From the listing below, select every line where the word "Punk" appears.

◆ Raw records
>> BEGIN
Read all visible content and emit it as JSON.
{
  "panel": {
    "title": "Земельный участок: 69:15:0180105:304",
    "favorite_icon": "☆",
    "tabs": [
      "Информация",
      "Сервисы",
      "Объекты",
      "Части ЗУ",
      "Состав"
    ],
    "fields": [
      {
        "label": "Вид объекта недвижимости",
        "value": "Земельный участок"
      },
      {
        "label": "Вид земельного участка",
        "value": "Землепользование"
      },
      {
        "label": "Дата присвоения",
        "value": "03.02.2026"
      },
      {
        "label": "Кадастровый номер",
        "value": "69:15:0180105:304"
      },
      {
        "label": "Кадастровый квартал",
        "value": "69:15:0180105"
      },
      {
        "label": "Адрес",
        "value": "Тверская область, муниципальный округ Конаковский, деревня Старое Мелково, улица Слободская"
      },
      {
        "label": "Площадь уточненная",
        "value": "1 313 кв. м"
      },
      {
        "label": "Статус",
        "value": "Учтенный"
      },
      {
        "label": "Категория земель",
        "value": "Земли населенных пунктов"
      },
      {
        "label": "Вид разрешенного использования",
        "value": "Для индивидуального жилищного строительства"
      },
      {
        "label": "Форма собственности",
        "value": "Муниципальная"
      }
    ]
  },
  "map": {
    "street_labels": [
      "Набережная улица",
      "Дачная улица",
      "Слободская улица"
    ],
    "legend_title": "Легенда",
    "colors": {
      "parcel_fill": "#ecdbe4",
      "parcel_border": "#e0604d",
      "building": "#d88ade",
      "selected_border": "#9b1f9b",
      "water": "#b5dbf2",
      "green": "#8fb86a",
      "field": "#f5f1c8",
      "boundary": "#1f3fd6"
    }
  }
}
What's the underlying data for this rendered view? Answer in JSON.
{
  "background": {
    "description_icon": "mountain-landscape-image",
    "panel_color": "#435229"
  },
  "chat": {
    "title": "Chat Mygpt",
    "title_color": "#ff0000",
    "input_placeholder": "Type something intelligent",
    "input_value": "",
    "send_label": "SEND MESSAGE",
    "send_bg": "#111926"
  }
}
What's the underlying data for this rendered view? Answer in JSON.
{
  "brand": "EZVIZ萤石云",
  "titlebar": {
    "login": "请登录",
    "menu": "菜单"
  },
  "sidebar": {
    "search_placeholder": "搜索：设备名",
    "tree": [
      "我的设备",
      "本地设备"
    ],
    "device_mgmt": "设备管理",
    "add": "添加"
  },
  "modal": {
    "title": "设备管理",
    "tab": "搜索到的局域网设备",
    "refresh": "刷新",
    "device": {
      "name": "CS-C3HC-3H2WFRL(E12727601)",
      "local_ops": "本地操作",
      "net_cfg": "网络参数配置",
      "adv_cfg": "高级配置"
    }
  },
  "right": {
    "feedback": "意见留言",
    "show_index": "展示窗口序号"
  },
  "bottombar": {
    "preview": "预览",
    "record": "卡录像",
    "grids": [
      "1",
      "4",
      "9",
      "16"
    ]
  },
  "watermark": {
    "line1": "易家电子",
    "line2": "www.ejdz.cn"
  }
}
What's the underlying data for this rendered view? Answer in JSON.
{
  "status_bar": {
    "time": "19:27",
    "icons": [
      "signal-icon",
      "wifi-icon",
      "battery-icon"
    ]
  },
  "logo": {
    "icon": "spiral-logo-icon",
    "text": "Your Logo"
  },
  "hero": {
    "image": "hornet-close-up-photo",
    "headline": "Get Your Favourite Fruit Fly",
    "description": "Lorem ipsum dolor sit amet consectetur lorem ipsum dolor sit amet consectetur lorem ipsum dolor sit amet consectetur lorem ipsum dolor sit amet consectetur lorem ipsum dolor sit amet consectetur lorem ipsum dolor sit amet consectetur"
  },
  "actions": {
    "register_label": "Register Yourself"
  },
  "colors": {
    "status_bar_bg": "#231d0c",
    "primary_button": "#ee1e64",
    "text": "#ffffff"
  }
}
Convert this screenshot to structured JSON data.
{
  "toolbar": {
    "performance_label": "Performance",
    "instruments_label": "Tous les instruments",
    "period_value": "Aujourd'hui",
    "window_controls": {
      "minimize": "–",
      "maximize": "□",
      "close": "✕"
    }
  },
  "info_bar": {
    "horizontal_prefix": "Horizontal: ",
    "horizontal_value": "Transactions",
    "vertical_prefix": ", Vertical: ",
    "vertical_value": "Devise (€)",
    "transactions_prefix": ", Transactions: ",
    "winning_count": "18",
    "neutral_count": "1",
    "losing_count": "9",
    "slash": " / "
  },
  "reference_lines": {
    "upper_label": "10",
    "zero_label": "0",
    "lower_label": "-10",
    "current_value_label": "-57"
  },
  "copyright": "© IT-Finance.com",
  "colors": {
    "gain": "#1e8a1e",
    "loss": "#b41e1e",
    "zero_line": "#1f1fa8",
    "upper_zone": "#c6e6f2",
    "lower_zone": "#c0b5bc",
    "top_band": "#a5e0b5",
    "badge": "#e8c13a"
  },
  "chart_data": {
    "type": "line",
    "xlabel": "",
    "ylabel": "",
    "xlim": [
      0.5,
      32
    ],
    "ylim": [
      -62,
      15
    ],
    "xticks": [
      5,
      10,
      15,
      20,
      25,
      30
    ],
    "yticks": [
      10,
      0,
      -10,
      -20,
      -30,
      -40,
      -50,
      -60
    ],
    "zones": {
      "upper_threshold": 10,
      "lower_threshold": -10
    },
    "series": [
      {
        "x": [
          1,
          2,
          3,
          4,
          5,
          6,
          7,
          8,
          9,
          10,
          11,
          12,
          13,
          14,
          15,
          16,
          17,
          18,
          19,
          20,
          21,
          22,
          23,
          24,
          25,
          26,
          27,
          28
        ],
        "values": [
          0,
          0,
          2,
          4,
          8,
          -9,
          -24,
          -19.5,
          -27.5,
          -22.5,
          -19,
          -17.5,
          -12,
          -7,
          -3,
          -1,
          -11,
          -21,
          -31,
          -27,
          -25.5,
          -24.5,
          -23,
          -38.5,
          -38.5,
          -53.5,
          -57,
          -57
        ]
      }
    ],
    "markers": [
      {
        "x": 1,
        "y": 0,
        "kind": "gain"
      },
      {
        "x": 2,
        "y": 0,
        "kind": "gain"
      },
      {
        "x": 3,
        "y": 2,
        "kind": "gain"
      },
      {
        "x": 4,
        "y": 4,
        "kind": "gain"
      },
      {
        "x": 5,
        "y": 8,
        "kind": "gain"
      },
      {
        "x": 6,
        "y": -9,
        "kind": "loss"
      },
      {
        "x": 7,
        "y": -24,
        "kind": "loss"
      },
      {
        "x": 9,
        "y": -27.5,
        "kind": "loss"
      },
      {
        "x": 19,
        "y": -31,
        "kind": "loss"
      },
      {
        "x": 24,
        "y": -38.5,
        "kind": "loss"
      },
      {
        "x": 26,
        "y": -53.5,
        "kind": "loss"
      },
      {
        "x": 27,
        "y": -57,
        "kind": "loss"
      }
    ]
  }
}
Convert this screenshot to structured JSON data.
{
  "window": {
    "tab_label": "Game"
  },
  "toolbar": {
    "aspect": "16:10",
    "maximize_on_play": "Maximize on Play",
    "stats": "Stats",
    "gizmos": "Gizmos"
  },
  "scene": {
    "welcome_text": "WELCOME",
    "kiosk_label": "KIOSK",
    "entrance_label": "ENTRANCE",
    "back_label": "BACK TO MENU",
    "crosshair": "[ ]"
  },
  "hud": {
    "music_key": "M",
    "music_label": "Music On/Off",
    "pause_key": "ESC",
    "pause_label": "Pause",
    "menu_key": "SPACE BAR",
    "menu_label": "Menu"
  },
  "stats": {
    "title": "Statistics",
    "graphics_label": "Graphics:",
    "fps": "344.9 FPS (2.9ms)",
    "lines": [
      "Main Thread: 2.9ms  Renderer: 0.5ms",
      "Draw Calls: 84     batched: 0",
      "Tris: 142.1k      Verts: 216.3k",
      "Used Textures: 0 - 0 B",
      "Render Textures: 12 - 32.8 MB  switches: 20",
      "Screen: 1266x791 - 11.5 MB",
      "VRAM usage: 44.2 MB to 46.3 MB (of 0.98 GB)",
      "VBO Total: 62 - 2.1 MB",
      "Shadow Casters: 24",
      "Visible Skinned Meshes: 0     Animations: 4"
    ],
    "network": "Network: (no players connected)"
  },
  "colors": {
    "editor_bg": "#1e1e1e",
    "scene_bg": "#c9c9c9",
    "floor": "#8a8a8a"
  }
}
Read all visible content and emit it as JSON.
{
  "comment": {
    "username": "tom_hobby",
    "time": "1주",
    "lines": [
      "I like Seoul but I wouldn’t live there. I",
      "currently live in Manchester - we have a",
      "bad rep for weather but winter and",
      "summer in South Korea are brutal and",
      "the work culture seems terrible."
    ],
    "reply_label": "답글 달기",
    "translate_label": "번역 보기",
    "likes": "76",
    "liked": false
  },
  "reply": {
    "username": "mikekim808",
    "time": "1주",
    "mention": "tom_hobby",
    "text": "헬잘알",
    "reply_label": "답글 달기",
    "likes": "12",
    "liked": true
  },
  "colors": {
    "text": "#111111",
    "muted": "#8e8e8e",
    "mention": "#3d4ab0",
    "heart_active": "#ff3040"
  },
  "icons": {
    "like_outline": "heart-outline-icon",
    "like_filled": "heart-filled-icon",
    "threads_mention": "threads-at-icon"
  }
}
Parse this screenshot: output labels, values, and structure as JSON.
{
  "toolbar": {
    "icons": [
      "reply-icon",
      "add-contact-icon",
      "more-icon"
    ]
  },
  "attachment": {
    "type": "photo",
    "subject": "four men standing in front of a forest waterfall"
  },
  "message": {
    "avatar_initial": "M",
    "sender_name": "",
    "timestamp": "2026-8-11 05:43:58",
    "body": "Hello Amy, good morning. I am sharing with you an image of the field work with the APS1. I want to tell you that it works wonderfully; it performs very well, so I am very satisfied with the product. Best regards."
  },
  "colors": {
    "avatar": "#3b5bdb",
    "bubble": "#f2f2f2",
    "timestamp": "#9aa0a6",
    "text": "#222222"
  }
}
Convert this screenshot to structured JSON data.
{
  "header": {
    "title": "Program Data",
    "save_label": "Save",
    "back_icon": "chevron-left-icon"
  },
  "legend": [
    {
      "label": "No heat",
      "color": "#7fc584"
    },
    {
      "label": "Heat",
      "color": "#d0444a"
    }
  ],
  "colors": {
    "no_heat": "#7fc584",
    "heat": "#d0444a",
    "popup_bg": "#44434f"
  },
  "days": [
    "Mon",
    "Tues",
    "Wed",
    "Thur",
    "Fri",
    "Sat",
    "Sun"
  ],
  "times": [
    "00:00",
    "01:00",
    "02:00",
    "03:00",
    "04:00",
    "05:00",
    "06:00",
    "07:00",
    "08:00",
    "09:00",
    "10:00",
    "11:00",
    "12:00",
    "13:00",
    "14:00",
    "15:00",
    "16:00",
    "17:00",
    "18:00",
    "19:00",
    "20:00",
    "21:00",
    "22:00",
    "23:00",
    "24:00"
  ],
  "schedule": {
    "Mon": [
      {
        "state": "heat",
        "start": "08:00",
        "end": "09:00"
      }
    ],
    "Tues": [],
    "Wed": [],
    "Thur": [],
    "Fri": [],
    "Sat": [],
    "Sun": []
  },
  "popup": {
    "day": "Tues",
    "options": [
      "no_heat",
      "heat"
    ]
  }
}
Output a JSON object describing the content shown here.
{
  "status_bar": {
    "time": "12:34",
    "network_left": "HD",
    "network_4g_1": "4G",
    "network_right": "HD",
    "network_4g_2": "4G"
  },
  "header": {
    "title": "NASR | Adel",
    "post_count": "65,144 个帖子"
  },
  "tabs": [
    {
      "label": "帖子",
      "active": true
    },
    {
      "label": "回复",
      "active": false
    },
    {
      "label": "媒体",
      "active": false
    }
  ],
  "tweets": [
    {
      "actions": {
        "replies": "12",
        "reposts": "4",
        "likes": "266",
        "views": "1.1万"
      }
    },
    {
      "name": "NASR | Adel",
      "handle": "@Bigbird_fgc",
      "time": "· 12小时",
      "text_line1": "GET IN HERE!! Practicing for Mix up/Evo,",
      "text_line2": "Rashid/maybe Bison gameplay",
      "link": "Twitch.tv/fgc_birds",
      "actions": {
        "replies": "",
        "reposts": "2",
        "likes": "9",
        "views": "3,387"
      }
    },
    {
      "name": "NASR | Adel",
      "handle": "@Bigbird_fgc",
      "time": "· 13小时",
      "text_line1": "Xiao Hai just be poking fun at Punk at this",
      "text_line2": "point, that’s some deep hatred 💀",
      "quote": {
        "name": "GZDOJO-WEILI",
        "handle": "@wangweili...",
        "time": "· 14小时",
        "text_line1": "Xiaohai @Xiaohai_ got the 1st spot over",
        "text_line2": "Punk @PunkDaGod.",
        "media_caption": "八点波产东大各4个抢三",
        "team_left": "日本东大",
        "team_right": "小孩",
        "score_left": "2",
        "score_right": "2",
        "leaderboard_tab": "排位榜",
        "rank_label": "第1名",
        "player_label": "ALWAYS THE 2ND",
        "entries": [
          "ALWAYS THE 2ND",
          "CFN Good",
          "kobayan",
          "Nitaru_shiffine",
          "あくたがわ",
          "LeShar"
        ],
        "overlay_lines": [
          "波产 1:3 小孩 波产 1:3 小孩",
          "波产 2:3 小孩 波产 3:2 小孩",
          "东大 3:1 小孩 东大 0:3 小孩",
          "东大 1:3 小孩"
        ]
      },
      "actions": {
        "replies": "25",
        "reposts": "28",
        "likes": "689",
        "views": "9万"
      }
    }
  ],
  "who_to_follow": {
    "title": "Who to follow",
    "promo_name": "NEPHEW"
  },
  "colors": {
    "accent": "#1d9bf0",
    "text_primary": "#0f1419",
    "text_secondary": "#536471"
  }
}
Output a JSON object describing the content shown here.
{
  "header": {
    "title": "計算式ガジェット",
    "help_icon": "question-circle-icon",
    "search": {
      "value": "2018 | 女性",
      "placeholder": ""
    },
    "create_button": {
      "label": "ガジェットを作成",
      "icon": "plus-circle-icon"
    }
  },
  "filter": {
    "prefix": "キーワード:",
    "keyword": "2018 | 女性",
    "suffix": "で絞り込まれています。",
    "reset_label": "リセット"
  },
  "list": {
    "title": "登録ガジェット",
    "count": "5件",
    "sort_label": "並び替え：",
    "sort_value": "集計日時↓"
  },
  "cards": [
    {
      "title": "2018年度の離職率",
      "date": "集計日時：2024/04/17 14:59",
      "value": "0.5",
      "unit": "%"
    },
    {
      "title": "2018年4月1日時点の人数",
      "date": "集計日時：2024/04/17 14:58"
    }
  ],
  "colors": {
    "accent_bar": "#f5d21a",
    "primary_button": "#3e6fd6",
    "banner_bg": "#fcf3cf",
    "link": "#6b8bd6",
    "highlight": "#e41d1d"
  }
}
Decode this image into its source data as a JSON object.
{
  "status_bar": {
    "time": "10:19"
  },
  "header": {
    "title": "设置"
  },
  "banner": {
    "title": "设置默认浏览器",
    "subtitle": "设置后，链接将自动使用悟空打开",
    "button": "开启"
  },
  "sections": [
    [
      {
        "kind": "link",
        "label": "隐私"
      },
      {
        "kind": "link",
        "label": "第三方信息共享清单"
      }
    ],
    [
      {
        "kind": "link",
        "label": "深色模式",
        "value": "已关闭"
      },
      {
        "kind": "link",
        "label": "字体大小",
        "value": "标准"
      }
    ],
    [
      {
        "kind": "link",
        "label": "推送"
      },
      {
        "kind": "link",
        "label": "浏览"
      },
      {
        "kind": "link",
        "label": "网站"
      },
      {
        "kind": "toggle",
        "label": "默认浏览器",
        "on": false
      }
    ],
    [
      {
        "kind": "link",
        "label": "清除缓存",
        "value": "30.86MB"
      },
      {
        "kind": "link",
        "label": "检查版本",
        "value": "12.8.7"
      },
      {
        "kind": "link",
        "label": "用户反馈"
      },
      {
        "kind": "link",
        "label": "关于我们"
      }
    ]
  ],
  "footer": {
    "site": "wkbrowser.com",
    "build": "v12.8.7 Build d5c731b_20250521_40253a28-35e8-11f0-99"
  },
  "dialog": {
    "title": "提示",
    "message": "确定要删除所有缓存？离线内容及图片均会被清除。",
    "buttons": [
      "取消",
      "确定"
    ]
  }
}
>> END
◆ Problem solution
      "text_line1": "Xiao Hai just be poking fun at Punk at this",
        "text_line2": "Punk @PunkDaGod.",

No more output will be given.